EXERCISE REQUIREMENTS
Scan the data below for the string "Output". Copy every line where it appears.

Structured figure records
---

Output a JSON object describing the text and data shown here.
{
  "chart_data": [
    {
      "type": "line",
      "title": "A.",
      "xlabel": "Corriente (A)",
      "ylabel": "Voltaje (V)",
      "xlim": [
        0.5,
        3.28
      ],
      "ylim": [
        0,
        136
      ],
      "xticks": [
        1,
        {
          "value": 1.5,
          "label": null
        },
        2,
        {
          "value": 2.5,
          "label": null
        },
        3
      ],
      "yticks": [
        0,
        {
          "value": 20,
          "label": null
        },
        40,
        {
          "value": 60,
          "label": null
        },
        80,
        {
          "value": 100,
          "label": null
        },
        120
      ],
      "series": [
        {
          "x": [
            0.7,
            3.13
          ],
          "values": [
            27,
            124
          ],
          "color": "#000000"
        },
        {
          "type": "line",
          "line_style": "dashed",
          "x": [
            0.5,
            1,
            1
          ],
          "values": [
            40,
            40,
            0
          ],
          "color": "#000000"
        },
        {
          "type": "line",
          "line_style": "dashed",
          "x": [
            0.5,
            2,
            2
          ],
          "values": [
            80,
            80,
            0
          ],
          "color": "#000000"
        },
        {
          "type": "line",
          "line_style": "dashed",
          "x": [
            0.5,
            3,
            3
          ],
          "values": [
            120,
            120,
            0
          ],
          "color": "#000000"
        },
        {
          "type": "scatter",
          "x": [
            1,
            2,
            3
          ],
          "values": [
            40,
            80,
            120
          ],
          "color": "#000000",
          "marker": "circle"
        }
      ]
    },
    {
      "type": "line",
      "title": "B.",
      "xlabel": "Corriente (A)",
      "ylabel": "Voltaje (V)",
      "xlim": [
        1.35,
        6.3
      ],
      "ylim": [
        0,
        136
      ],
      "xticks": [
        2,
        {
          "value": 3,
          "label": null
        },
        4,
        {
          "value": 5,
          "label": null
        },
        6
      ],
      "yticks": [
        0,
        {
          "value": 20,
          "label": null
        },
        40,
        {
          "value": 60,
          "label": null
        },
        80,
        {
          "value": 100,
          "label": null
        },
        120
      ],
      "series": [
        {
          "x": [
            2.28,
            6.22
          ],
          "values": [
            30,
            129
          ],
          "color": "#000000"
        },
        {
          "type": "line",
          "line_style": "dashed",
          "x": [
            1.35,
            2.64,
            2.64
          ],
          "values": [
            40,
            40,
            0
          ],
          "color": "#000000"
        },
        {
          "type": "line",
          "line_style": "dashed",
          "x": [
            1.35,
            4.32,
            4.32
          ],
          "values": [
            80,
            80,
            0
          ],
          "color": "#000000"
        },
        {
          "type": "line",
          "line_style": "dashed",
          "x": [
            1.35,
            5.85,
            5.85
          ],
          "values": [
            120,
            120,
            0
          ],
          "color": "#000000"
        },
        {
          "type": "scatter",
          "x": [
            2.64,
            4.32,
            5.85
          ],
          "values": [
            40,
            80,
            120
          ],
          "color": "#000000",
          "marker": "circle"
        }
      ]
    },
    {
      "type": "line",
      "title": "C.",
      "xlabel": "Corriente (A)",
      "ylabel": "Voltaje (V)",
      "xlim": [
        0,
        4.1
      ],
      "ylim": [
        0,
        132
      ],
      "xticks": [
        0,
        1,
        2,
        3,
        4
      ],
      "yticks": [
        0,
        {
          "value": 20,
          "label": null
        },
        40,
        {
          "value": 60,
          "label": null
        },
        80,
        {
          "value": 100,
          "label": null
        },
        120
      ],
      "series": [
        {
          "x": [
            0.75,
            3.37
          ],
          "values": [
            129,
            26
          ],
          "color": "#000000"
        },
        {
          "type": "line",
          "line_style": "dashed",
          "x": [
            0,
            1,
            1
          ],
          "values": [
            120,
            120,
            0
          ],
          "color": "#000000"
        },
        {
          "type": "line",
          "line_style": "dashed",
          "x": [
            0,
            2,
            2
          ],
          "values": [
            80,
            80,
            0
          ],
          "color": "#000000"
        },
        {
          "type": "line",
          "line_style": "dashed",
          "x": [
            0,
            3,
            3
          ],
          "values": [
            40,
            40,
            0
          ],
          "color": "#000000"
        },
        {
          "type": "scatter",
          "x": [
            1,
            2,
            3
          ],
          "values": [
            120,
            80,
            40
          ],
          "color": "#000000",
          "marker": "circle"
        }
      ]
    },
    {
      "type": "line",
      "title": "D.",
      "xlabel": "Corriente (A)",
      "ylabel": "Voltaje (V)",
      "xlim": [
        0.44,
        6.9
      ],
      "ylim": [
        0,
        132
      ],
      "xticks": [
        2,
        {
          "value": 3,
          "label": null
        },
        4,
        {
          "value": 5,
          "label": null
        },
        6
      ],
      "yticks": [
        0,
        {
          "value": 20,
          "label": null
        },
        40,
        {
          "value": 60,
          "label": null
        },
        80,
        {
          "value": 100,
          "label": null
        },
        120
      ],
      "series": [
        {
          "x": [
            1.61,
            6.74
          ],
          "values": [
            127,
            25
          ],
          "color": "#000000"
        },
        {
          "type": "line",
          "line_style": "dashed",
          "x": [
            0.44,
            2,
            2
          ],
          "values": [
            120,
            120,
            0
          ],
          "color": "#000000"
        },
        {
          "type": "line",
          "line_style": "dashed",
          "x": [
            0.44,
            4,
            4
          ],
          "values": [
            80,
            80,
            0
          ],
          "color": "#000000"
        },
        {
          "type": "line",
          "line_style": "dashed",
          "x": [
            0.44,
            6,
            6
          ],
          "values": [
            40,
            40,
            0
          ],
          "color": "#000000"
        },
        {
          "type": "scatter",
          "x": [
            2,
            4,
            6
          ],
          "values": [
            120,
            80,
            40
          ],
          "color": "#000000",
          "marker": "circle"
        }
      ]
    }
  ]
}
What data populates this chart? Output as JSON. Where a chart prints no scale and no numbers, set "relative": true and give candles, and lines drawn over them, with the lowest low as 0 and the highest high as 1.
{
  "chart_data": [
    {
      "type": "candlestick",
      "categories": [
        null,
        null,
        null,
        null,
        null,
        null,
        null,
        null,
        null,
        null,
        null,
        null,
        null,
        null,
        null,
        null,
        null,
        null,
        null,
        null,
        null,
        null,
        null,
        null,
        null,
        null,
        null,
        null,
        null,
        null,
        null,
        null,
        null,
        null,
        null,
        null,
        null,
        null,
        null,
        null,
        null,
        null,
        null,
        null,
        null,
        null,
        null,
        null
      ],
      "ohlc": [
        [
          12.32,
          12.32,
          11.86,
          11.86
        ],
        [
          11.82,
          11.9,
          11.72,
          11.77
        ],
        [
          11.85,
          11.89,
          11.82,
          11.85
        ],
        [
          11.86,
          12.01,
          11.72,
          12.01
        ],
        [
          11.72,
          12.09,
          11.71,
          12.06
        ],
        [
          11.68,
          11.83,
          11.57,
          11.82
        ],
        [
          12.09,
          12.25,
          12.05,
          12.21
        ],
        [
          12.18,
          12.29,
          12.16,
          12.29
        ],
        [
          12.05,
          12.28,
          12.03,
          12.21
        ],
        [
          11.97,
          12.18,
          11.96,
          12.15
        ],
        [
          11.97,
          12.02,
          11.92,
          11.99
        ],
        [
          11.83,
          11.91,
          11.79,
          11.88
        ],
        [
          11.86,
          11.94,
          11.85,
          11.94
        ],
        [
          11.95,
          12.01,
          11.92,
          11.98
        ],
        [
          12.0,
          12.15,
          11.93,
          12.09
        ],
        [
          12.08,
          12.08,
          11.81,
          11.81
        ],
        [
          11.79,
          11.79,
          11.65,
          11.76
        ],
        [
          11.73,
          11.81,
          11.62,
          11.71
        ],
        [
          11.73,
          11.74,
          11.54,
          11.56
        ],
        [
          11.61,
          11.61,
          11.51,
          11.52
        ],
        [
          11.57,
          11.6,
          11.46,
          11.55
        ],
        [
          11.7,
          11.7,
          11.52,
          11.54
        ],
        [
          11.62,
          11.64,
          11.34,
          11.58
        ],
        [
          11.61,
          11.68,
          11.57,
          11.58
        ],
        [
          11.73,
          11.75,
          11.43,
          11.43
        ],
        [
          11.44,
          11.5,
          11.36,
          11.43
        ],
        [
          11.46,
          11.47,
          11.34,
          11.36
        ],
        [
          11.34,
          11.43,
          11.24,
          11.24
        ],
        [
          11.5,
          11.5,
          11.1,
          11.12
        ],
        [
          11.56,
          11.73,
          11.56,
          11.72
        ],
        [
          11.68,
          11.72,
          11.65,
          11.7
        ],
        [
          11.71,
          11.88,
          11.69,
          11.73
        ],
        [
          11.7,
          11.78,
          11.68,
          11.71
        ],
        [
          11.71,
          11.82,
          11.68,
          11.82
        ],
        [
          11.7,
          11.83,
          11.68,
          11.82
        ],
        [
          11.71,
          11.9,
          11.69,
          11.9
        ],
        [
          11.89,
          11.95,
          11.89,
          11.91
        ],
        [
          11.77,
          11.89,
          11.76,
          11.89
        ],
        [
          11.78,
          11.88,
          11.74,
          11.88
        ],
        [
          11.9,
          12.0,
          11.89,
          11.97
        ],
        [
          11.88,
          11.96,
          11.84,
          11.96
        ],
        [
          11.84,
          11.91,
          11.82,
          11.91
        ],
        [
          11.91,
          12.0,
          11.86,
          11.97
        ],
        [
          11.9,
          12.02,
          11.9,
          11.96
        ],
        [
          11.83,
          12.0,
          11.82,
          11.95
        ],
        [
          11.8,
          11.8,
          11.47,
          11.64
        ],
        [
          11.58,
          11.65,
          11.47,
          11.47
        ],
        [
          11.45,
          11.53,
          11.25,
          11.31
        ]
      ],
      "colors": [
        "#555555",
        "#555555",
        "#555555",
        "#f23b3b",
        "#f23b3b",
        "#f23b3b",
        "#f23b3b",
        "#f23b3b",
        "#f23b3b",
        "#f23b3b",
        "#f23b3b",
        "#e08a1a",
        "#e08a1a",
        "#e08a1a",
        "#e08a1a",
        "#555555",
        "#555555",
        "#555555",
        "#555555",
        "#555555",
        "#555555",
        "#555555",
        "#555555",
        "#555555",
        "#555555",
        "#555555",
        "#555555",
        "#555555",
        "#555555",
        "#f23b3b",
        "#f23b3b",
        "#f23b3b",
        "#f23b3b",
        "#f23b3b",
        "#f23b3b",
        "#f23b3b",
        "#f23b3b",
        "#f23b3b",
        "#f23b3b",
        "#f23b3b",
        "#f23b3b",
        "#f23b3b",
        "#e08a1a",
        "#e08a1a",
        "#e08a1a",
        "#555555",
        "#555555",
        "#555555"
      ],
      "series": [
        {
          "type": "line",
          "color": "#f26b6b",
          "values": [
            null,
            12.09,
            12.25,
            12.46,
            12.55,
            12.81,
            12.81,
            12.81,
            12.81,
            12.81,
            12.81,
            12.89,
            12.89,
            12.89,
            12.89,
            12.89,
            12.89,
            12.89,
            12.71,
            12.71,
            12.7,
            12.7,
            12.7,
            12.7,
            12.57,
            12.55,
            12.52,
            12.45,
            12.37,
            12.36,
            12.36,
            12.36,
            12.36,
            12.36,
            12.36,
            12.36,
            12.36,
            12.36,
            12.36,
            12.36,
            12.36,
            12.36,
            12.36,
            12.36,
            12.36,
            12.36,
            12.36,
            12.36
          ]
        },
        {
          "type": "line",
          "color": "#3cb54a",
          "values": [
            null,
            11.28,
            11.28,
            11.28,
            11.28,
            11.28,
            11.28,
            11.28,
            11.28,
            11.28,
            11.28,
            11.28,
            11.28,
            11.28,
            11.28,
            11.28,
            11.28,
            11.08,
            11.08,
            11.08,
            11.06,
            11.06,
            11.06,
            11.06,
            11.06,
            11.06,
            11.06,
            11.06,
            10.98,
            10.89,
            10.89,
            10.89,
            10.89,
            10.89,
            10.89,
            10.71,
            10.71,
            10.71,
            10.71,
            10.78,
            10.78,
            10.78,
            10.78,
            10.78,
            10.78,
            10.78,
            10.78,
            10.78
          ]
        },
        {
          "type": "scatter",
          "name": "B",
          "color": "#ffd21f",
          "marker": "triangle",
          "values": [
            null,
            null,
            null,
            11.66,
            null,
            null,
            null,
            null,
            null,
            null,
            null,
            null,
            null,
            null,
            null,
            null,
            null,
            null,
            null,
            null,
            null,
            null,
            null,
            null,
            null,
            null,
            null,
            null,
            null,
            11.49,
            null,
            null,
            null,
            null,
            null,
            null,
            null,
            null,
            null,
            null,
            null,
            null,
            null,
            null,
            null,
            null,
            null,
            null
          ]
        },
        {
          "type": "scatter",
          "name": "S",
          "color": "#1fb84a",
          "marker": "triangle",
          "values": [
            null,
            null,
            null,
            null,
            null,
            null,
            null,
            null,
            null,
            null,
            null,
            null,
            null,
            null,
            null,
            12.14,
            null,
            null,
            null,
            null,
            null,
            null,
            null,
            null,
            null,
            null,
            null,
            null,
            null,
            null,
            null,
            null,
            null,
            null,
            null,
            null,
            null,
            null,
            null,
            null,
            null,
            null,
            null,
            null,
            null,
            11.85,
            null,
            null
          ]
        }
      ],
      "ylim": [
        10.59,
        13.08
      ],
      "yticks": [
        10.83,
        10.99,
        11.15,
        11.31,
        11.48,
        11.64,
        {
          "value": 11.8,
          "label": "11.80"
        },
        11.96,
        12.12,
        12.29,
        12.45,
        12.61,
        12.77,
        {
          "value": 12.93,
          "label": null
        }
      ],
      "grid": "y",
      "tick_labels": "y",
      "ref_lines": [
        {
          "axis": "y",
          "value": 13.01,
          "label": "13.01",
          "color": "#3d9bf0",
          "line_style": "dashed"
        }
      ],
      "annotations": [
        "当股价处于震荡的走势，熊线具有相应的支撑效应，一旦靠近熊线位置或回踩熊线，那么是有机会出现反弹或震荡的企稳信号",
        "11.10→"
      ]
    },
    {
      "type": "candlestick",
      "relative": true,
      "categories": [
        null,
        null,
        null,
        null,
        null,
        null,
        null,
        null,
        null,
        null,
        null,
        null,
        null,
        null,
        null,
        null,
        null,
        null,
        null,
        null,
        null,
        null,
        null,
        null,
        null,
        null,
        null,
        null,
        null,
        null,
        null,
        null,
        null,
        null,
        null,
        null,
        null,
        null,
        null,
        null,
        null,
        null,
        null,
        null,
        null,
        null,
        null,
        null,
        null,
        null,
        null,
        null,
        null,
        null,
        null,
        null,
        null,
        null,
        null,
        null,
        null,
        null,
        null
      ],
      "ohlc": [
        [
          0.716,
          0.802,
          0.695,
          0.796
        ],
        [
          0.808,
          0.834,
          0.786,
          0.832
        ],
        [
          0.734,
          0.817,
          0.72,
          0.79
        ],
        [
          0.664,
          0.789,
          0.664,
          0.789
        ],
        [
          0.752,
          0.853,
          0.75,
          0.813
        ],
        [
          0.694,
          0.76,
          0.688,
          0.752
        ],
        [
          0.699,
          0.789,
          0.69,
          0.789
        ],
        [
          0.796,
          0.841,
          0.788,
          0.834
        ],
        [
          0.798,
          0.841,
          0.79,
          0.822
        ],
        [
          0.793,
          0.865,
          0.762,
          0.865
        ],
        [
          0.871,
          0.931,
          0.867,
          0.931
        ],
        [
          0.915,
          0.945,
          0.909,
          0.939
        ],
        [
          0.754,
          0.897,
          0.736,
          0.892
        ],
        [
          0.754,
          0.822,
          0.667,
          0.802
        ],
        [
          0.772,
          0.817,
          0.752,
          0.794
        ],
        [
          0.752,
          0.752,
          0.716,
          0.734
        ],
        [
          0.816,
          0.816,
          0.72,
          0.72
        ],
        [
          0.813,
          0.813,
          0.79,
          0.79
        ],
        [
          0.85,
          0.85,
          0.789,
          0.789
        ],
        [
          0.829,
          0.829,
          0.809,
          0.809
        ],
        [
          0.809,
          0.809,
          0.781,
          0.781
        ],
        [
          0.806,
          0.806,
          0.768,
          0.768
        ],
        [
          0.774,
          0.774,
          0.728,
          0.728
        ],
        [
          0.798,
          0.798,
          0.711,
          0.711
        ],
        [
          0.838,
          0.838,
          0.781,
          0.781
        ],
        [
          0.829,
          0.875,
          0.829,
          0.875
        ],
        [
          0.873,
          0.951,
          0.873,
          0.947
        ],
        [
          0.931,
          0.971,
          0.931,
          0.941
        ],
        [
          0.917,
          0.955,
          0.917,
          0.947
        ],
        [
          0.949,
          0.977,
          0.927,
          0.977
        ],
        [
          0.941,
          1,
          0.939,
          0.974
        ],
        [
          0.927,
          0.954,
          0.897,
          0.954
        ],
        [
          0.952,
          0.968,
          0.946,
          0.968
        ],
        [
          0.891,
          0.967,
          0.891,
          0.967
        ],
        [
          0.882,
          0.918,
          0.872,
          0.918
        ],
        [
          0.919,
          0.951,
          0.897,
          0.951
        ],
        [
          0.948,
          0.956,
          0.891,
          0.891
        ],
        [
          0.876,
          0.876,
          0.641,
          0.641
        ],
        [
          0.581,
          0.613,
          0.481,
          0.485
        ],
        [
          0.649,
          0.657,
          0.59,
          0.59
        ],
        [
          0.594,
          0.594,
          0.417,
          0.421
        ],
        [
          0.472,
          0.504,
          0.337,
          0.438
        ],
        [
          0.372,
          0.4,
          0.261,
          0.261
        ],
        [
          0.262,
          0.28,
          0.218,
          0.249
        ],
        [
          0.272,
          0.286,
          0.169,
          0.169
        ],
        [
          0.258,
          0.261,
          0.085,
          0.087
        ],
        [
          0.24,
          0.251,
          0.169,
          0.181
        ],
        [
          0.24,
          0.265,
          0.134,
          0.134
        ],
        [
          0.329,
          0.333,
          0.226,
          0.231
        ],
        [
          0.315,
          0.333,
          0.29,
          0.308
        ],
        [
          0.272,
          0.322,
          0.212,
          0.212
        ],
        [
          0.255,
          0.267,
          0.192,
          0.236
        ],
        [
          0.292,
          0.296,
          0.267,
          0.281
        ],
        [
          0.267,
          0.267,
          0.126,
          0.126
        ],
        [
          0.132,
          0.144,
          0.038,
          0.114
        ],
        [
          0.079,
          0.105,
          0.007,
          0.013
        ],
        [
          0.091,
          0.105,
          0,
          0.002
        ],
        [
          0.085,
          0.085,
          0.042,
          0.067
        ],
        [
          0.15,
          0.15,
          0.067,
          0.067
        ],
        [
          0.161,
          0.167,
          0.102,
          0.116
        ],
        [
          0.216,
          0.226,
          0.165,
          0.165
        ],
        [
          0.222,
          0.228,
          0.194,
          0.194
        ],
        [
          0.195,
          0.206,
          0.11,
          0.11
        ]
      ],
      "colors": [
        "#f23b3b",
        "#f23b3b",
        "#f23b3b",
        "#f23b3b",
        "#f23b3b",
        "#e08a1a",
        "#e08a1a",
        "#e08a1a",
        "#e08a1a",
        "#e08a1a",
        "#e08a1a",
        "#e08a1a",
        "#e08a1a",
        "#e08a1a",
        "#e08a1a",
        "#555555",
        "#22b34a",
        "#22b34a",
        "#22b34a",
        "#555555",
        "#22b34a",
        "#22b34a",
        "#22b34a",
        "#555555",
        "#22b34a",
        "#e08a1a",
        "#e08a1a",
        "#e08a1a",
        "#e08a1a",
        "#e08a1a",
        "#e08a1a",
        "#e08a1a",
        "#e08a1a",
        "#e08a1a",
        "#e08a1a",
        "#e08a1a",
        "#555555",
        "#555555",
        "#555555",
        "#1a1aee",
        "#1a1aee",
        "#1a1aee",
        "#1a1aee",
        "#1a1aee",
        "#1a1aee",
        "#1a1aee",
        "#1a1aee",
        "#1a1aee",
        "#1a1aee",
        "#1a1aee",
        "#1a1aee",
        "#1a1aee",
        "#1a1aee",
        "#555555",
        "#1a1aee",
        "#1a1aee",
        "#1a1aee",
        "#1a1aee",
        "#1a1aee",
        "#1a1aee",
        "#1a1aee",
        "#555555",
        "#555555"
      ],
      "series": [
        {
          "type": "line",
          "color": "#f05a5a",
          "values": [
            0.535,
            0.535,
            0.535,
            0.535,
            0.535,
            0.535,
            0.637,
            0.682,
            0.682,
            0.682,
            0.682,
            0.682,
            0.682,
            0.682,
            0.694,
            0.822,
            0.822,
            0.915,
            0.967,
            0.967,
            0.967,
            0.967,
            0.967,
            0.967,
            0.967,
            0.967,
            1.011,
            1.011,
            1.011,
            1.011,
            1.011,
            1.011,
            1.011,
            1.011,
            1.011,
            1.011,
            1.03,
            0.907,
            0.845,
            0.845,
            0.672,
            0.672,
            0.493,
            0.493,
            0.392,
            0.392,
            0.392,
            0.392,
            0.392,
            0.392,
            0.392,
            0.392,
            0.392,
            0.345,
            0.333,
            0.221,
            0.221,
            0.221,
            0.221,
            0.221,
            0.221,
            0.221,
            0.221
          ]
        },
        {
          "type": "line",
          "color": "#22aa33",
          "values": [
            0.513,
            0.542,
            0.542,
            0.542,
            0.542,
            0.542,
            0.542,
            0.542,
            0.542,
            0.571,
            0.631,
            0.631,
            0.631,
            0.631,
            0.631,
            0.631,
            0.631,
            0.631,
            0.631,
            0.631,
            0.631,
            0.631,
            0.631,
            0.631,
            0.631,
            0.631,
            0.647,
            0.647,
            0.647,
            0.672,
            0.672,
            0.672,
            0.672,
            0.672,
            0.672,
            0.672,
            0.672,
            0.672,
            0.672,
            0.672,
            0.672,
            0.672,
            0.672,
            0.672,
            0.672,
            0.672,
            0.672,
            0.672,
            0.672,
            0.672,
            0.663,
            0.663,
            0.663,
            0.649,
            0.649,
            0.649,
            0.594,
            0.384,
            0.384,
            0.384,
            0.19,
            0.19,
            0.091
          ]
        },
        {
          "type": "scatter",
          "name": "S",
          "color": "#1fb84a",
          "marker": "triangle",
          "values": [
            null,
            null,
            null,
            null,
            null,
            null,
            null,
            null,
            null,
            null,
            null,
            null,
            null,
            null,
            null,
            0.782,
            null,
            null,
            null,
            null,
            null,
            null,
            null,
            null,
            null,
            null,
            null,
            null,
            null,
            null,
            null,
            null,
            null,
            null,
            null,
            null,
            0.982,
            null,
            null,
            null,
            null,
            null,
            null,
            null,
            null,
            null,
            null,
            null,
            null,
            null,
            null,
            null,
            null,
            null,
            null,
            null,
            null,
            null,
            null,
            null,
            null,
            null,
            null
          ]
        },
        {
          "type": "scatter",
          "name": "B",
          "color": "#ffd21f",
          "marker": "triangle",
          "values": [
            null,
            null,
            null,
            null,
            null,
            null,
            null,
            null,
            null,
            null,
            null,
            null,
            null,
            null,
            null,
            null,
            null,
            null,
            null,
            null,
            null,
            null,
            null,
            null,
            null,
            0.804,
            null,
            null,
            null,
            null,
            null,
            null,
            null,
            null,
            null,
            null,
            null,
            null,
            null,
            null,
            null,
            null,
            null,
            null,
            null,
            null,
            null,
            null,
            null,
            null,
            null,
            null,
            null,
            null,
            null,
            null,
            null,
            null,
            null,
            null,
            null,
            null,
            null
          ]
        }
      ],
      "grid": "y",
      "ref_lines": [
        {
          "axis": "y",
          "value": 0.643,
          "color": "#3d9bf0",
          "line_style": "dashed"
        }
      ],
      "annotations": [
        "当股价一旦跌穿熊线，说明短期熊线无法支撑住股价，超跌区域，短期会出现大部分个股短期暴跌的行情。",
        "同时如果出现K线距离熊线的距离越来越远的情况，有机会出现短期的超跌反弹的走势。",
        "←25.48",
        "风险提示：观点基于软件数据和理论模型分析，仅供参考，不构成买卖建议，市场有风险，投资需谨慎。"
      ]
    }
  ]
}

---

WRITTEN RESPONSE
Output a JSON object describing the text and data shown here.
What data populates this chart? Output as JSON. Where a chart prints no scale and no numbers, set "relative": true and give candles, and lines drawn over them, with the lowest low as 0 and the highest high as 1.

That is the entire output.